=== Goal ===
Across all the lines below, how many contain the string "班的观看人数为"? Please reply with the number only.
┌────────
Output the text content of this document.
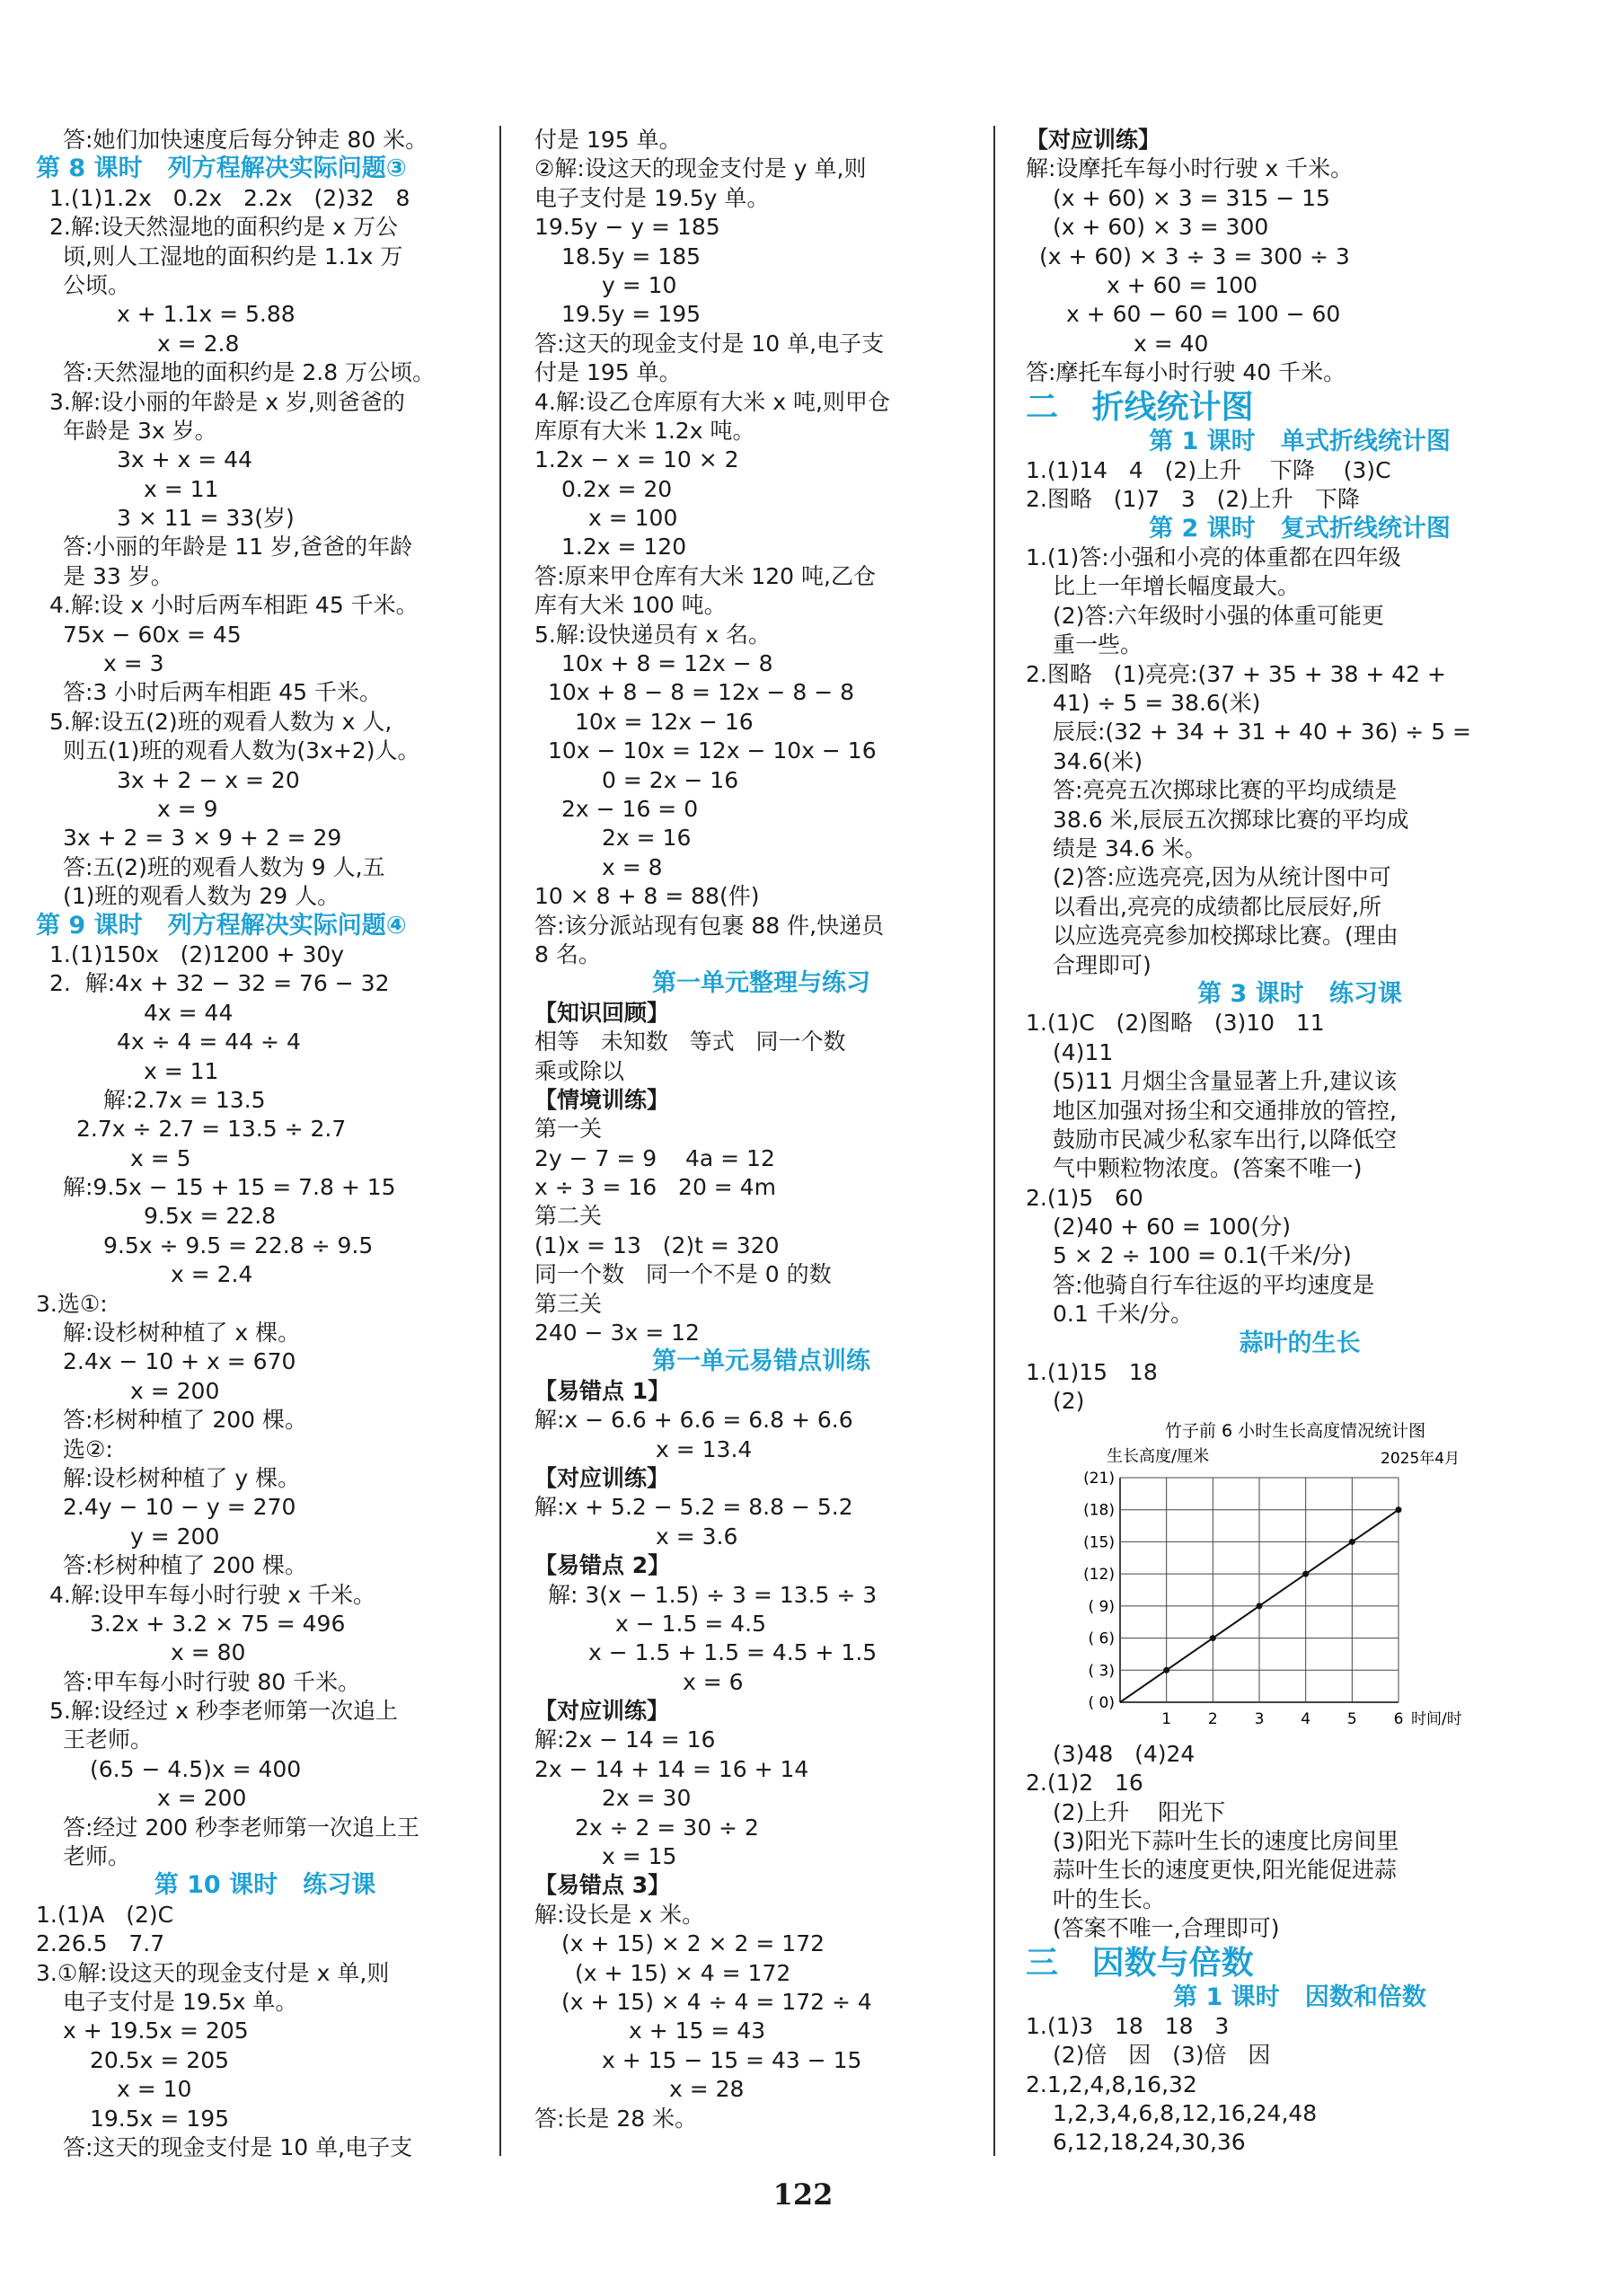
答:她们加快速度后每分钟走 80 米。
第 8 课时   列方程解决实际问题③
1.(1)1.2x   0.2x   2.2x   (2)32   8
2.解:设天然湿地的面积约是 x 万公
顷,则人工湿地的面积约是 1.1x 万
公顷。
x + 1.1x = 5.88
x = 2.8
答:天然湿地的面积约是 2.8 万公顷。
3.解:设小丽的年龄是 x 岁,则爸爸的
年龄是 3x 岁。
3x + x = 44
x = 11
3 × 11 = 33(岁)
答:小丽的年龄是 11 岁,爸爸的年龄
是 33 岁。
4.解:设 x 小时后两车相距 45 千米。
75x − 60x = 45
x = 3
答:3 小时后两车相距 45 千米。
5.解:设五(2)班的观看人数为 x 人,
则五(1)班的观看人数为(3x+2)人。
3x + 2 − x = 20
x = 9
3x + 2 = 3 × 9 + 2 = 29
答:五(2)班的观看人数为 9 人,五
(1)班的观看人数为 29 人。
第 9 课时   列方程解决实际问题④
1.(1)150x   (2)1200 + 30y
2.  解:4x + 32 − 32 = 76 − 32
4x = 44
4x ÷ 4 = 44 ÷ 4
x = 11
解:2.7x = 13.5
2.7x ÷ 2.7 = 13.5 ÷ 2.7
x = 5
解:9.5x − 15 + 15 = 7.8 + 15
9.5x = 22.8
9.5x ÷ 9.5 = 22.8 ÷ 9.5
x = 2.4
3.选①:
解:设杉树种植了 x 棵。
2.4x − 10 + x = 670
x = 200
答:杉树种植了 200 棵。
选②:
解:设杉树种植了 y 棵。
2.4y − 10 − y = 270
y = 200
答:杉树种植了 200 棵。
4.解:设甲车每小时行驶 x 千米。
3.2x + 3.2 × 75 = 496
x = 80
答:甲车每小时行驶 80 千米。
5.解:设经过 x 秒李老师第一次追上
王老师。
(6.5 − 4.5)x = 400
x = 200
答:经过 200 秒李老师第一次追上王
老师。
第 10 课时   练习课
1.(1)A   (2)C
2.26.5   7.7
3.①解:设这天的现金支付是 x 单,则
电子支付是 19.5x 单。
x + 19.5x = 205
20.5x = 205
x = 10
19.5x = 195
答:这天的现金支付是 10 单,电子支
付是 195 单。
②解:设这天的现金支付是 y 单,则
电子支付是 19.5y 单。
19.5y − y = 185
18.5y = 185
y = 10
19.5y = 195
答:这天的现金支付是 10 单,电子支
付是 195 单。
4.解:设乙仓库原有大米 x 吨,则甲仓
库原有大米 1.2x 吨。
1.2x − x = 10 × 2
0.2x = 20
x = 100
1.2x = 120
答:原来甲仓库有大米 120 吨,乙仓
库有大米 100 吨。
5.解:设快递员有 x 名。
10x + 8 = 12x − 8
10x + 8 − 8 = 12x − 8 − 8
10x = 12x − 16
10x − 10x = 12x − 10x − 16
0 = 2x − 16
2x − 16 = 0
2x = 16
x = 8
10 × 8 + 8 = 88(件)
答:该分派站现有包裹 88 件,快递员
8 名。
第一单元整理与练习
【知识回顾】
相等   未知数   等式   同一个数
乘或除以
【情境训练】
第一关
2y − 7 = 9    4a = 12
x ÷ 3 = 16   20 = 4m
第二关
(1)x = 13   (2)t = 320
同一个数   同一个不是 0 的数
第三关
240 − 3x = 12
第一单元易错点训练
【易错点 1】
解:x − 6.6 + 6.6 = 6.8 + 6.6
x = 13.4
【对应训练】
解:x + 5.2 − 5.2 = 8.8 − 5.2
x = 3.6
【易错点 2】
解: 3(x − 1.5) ÷ 3 = 13.5 ÷ 3
x − 1.5 = 4.5
x − 1.5 + 1.5 = 4.5 + 1.5
x = 6
【对应训练】
解:2x − 14 = 16
2x − 14 + 14 = 16 + 14
2x = 30
2x ÷ 2 = 30 ÷ 2
x = 15
【易错点 3】
解:设长是 x 米。
(x + 15) × 2 × 2 = 172
(x + 15) × 4 = 172
(x + 15) × 4 ÷ 4 = 172 ÷ 4
x + 15 = 43
x + 15 − 15 = 43 − 15
x = 28
答:长是 28 米。
【对应训练】
解:设摩托车每小时行驶 x 千米。
(x + 60) × 3 = 315 − 15
(x + 60) × 3 = 300
(x + 60) × 3 ÷ 3 = 300 ÷ 3
x + 60 = 100
x + 60 − 60 = 100 − 60
x = 40
答:摩托车每小时行驶 40 千米。
二   折线统计图
第 1 课时   单式折线统计图
1.(1)14   4   (2)上升    下降    (3)C
2.图略   (1)7   3   (2)上升   下降
第 2 课时   复式折线统计图
1.(1)答:小强和小亮的体重都在四年级
比上一年增长幅度最大。
(2)答:六年级时小强的体重可能更
重一些。
2.图略   (1)亮亮:(37 + 35 + 38 + 42 +
41) ÷ 5 = 38.6(米)
辰辰:(32 + 34 + 31 + 40 + 36) ÷ 5 =
34.6(米)
答:亮亮五次掷球比赛的平均成绩是
38.6 米,辰辰五次掷球比赛的平均成
绩是 34.6 米。
(2)答:应选亮亮,因为从统计图中可
以看出,亮亮的成绩都比辰辰好,所
以应选亮亮参加校掷球比赛。(理由
合理即可)
第 3 课时   练习课
1.(1)C   (2)图略   (3)10   11
(4)11
(5)11 月烟尘含量显著上升,建议该
地区加强对扬尘和交通排放的管控,
鼓励市民减少私家车出行,以降低空
气中颗粒物浓度。(答案不唯一)
2.(1)5   60
(2)40 + 60 = 100(分)
5 × 2 ÷ 100 = 0.1(千米/分)
答:他骑自行车往返的平均速度是
0.1 千米/分。
蒜叶的生长
1.(1)15   18
(2)
竹子前 6 小时生长高度情况统计图
生长高度/厘米	2025年4月
( 0)
( 3)
( 6)
( 9)
(12)
(15)
(18)
(21)
1 2 3 4 5 6 时间/时
(3)48   (4)24
2.(1)2   16
(2)上升    阳光下
(3)阳光下蒜叶生长的速度比房间里
蒜叶生长的速度更快,阳光能促进蒜
叶的生长。
(答案不唯一,合理即可)
三   因数与倍数
第 1 课时   因数和倍数
1.(1)3   18   18   3
(2)倍   因   (3)倍   因
2.1,2,4,8,16,32
1,2,3,4,6,8,12,16,24,48
6,12,18,24,30,36
122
└────────
=== The reply ===
4